→ **TEXTE DE LECTURE**:
────────────────────
Si l’on demande aux gens ce qu’ils veulent dans la vie, la réponse ressemble souvent à de grands concepts : bonheur, succès, reconnaissance, liberté. mais lorsqu’on leur demande des années plus tard ce dont ils se souviennent, ce sont alors des choses plus simples et concrètes qui apparaissent : un repas, une amitié, un endroit paisible.
La structure de notre société et de notre culture nous donne le sentiment que l’ordinaire est illégitime. On recherche l’exceptionnel, le suprême. L’ordinaire est traité comme quelque chose qu’il faut subir pour atteindre le vrai, le réel.
Les réseaux sociaux, et avant eux la télévision, amplifient cette mise en avant de l’exceptionnel. On y met constamment en valeur le marginal plutôt que l’ordinaire. Les choses de la vie courante sont éliminées, considérées comme un bruit parasite. Ce qui sert de référence, de but, c’est la nouveauté, le privilège.
────────────────────
→ **DONNÉES**:
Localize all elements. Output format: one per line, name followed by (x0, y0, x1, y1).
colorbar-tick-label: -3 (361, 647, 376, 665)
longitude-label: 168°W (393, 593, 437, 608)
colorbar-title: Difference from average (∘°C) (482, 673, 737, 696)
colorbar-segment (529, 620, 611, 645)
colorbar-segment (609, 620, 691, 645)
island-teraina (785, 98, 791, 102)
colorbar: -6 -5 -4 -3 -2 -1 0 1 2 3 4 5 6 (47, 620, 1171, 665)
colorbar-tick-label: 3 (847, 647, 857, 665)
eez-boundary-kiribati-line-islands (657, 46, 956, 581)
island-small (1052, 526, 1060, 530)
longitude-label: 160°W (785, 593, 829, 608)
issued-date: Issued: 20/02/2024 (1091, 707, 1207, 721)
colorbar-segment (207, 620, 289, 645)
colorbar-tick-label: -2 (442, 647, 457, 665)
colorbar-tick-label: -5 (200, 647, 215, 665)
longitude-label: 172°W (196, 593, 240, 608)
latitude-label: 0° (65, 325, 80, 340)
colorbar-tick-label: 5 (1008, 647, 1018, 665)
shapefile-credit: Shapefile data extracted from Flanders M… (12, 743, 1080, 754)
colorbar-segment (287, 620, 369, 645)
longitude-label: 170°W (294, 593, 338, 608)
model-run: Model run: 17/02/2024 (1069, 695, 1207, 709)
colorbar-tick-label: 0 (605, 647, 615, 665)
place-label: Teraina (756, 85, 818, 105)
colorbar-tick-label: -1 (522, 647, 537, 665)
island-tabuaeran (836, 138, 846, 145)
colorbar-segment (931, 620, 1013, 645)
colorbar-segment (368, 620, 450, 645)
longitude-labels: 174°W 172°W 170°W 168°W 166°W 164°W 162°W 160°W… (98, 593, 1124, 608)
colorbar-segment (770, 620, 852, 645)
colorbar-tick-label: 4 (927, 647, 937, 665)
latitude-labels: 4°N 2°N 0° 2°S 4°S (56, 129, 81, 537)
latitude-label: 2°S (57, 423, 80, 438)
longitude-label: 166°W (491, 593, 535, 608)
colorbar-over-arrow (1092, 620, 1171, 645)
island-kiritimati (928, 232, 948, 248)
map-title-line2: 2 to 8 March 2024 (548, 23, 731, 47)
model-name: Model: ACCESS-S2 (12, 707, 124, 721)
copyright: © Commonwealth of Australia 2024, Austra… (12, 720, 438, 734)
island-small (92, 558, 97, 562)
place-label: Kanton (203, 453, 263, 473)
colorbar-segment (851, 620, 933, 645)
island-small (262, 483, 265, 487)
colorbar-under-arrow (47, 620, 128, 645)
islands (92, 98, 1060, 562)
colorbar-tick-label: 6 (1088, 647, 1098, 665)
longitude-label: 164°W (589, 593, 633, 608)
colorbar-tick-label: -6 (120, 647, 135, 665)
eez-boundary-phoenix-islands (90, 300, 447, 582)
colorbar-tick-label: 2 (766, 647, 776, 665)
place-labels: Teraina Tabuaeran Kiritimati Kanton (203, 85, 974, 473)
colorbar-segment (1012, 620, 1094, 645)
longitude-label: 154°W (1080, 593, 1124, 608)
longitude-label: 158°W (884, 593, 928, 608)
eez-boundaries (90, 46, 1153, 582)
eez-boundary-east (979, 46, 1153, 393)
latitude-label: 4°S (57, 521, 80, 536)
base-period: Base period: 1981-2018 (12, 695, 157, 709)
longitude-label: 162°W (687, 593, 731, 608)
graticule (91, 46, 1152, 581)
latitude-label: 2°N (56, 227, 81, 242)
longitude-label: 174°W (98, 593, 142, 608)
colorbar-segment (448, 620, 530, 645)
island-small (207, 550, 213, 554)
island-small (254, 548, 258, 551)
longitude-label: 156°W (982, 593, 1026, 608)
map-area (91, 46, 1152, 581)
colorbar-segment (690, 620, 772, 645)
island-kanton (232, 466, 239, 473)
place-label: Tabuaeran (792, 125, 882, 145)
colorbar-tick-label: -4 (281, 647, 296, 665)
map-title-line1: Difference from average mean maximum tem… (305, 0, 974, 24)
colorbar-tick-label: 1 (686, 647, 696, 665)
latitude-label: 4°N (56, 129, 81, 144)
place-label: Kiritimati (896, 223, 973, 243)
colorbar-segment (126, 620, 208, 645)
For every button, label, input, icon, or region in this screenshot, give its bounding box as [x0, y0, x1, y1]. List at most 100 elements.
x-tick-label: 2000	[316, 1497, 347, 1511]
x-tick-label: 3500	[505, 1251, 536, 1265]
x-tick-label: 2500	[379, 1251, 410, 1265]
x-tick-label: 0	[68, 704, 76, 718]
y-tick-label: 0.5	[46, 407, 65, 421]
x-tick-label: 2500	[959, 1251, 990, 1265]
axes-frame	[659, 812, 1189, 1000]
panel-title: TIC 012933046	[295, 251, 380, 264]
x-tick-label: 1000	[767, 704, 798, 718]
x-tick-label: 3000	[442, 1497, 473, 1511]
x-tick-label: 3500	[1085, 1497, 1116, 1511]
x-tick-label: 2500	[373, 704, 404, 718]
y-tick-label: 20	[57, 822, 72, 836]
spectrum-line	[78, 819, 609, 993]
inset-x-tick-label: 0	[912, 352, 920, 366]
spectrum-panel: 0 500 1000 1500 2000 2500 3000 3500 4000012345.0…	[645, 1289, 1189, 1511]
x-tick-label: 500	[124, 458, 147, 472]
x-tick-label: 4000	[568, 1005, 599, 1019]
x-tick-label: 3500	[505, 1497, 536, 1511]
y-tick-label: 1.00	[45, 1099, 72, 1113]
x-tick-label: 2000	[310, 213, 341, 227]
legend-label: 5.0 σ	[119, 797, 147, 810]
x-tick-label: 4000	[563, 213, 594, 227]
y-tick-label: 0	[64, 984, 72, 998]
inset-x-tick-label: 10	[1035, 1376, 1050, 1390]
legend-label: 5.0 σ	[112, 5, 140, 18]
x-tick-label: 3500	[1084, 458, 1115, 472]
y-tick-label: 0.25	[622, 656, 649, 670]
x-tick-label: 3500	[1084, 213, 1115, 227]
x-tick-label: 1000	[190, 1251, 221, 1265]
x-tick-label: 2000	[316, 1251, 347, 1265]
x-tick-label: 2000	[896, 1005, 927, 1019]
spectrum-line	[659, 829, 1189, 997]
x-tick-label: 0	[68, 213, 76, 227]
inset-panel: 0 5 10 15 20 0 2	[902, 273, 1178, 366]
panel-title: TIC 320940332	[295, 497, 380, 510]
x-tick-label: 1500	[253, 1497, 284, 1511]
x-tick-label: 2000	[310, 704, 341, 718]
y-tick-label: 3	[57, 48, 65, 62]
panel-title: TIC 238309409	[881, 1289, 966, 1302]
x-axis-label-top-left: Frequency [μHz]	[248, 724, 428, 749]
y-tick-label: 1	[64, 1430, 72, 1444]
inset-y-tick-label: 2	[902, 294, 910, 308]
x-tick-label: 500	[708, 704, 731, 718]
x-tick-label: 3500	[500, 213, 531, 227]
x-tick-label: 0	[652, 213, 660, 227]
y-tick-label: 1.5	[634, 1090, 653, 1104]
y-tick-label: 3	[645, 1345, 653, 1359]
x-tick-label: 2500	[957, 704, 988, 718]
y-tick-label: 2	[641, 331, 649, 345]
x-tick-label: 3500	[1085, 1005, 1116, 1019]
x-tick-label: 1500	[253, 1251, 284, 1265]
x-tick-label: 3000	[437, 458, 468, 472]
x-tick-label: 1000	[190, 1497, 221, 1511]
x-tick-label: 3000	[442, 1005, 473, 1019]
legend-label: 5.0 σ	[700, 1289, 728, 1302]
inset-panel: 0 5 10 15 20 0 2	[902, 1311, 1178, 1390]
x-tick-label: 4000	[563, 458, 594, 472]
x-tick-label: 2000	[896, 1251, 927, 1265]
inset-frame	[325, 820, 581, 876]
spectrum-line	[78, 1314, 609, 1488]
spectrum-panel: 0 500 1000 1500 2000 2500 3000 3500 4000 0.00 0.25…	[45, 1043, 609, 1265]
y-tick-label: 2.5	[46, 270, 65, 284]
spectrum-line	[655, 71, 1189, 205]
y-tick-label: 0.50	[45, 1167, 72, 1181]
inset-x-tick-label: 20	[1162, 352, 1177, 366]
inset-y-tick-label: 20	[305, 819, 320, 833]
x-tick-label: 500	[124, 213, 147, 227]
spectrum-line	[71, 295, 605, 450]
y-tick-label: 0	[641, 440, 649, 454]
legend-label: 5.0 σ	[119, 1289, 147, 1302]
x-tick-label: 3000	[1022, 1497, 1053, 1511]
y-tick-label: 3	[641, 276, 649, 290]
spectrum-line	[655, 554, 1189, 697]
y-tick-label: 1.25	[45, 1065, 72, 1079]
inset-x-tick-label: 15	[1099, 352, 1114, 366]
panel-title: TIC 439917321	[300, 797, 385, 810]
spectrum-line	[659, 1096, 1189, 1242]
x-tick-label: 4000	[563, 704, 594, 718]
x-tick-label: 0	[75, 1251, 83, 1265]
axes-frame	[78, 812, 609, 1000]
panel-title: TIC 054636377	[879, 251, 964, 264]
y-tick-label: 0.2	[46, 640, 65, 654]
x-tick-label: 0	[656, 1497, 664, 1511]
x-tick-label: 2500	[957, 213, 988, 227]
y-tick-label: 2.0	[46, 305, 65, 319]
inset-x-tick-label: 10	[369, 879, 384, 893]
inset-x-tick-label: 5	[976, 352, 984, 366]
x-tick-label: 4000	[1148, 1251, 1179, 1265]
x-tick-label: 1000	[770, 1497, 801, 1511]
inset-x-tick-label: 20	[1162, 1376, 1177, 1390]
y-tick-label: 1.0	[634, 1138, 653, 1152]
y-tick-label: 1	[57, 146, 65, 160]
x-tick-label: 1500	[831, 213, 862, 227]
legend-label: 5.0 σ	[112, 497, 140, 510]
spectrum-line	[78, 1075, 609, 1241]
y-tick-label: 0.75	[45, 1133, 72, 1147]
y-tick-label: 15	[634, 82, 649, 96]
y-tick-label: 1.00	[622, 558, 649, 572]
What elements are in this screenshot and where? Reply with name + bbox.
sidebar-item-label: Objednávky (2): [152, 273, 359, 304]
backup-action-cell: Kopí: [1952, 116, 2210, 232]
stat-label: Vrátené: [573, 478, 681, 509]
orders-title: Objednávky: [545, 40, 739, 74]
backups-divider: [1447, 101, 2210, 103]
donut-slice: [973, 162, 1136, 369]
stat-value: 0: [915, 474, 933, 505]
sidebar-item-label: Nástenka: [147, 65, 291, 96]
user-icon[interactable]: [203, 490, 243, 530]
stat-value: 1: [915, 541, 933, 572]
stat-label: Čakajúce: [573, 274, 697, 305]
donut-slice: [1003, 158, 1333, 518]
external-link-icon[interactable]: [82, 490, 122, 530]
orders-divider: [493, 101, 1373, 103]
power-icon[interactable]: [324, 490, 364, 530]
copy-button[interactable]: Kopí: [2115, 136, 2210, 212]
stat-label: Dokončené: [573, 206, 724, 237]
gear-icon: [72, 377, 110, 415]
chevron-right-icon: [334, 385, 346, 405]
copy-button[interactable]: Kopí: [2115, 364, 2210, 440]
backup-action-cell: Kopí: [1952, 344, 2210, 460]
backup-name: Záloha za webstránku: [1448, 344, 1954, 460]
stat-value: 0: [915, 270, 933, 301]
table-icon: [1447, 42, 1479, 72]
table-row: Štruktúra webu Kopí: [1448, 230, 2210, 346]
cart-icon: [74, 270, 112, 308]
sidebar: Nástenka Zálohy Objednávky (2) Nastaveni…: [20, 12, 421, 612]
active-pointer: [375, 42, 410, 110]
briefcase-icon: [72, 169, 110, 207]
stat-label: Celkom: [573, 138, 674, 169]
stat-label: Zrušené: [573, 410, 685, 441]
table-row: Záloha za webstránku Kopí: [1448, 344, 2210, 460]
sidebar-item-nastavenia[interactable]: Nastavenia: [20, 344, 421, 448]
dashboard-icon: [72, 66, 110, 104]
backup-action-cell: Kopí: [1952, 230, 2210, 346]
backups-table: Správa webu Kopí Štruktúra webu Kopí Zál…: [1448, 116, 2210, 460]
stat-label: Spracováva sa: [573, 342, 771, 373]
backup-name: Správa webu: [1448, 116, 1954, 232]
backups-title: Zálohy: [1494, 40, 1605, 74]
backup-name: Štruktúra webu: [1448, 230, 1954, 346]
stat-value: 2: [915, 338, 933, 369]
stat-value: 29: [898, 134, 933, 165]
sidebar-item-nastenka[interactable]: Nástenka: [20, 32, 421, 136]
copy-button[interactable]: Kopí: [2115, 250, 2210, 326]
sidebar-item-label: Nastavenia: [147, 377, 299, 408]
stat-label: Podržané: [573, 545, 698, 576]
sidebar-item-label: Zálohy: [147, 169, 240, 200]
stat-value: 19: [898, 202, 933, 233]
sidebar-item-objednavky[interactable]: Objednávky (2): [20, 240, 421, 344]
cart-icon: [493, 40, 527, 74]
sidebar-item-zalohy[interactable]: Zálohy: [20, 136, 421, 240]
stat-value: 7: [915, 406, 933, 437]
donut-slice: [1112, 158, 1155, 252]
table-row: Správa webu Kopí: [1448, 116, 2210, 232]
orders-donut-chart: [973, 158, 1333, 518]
────────────────────
→ **EXERCICES**:
A – Répondez à ces questions sur le texte sur l'ordinaire :
(i) Quels grands concepts les gens citent-ils souvent quand on leur demande ce qu'ils veulent dans la vie ?
(ii) Comme quoi l'ordinaire est-il traité ?
(iii) Qu'est-ce qui amplifiait déjà cette mise en avant de l'exceptionnel avant les réseaux sociaux ?
B – Poursuivez le texte sur l'ordinaire après sa dernière phrase, s'il vous plaît.

→ **RÉPONSES PAR EXERCICE**:
A –
(i) Le bonheur, le succès, la reconnaissance et la liberté.
(ii) Comme quelque chose qu'il faut subir pour atteindre le vrai, le réel.
(iii) La télévision.

B –
Il suffit de voir ce qui fait le buzz : le spectacle, l’extrême, l’iconoclasme. Personne ne perce en faisant sa lessive, à moins que ce ne soit couplé à l’invention d’un nouveau procédé spectaculaire (souvent destiné à éliminer ou simplifier l’action).
Et pourtant, faire sa lessive, c’est une grande partie de nos vies.
La conséquence c’est que nos vies ordinaires sont constamment dévaluées, rabaissées.
Pourtant, lors de mon voyage autour du monde, si j’ai pu tant apprendre et comprendre des peuples qui m’ont accueillie, c’est précisément parce que j’ai partagé leur ordinaire. Ce savoir, je n’aurai pas pu l’acquérir en faisant le tour des grands monuments, pas même en parcourant un pays sac au dos.
Il m’a fallu manger autre chose, m’habiller autrement et participer à toutes ces choses « inintéressantes » (faire la cuisine, la vaisselle, la lessive, le ménage…) pour commencer à percer l’âmes des peuples qui m’hébergeaient.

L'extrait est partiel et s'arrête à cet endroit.